● **Set problem**: Review the material line by line. Identify and copy every line that contains the string "architecture".

------------------------------------

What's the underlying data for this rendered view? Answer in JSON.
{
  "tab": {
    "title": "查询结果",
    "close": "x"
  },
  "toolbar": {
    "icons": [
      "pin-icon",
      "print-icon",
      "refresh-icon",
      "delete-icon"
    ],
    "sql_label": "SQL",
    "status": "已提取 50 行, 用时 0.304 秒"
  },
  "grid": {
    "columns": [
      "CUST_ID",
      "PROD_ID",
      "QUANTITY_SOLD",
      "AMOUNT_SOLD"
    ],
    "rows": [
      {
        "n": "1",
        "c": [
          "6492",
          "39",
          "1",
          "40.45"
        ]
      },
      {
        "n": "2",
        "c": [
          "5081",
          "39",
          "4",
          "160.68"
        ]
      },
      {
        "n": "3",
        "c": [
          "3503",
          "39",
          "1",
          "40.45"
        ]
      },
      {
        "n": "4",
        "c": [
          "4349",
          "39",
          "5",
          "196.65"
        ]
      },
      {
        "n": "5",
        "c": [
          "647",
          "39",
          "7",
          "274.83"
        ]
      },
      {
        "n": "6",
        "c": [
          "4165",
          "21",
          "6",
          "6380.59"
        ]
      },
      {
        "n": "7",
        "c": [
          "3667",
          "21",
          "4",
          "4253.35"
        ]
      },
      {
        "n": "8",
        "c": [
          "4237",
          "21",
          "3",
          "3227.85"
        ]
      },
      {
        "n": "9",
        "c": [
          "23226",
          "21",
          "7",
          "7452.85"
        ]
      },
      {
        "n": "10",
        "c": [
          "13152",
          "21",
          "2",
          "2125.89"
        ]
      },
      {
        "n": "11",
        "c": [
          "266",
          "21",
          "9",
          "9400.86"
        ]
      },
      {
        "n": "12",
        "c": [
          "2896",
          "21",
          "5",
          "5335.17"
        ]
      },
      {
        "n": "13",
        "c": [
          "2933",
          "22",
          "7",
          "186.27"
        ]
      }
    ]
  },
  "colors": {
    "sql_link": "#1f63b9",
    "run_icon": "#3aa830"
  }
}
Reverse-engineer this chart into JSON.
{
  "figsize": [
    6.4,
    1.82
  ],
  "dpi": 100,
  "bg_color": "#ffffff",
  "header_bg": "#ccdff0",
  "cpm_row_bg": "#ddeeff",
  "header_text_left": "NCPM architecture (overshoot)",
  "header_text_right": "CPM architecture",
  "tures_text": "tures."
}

------------------------------------

● **Result of the exercise**:
  "header_text_left": "NCPM architecture (overshoot)",
  "header_text_right": "CPM architecture",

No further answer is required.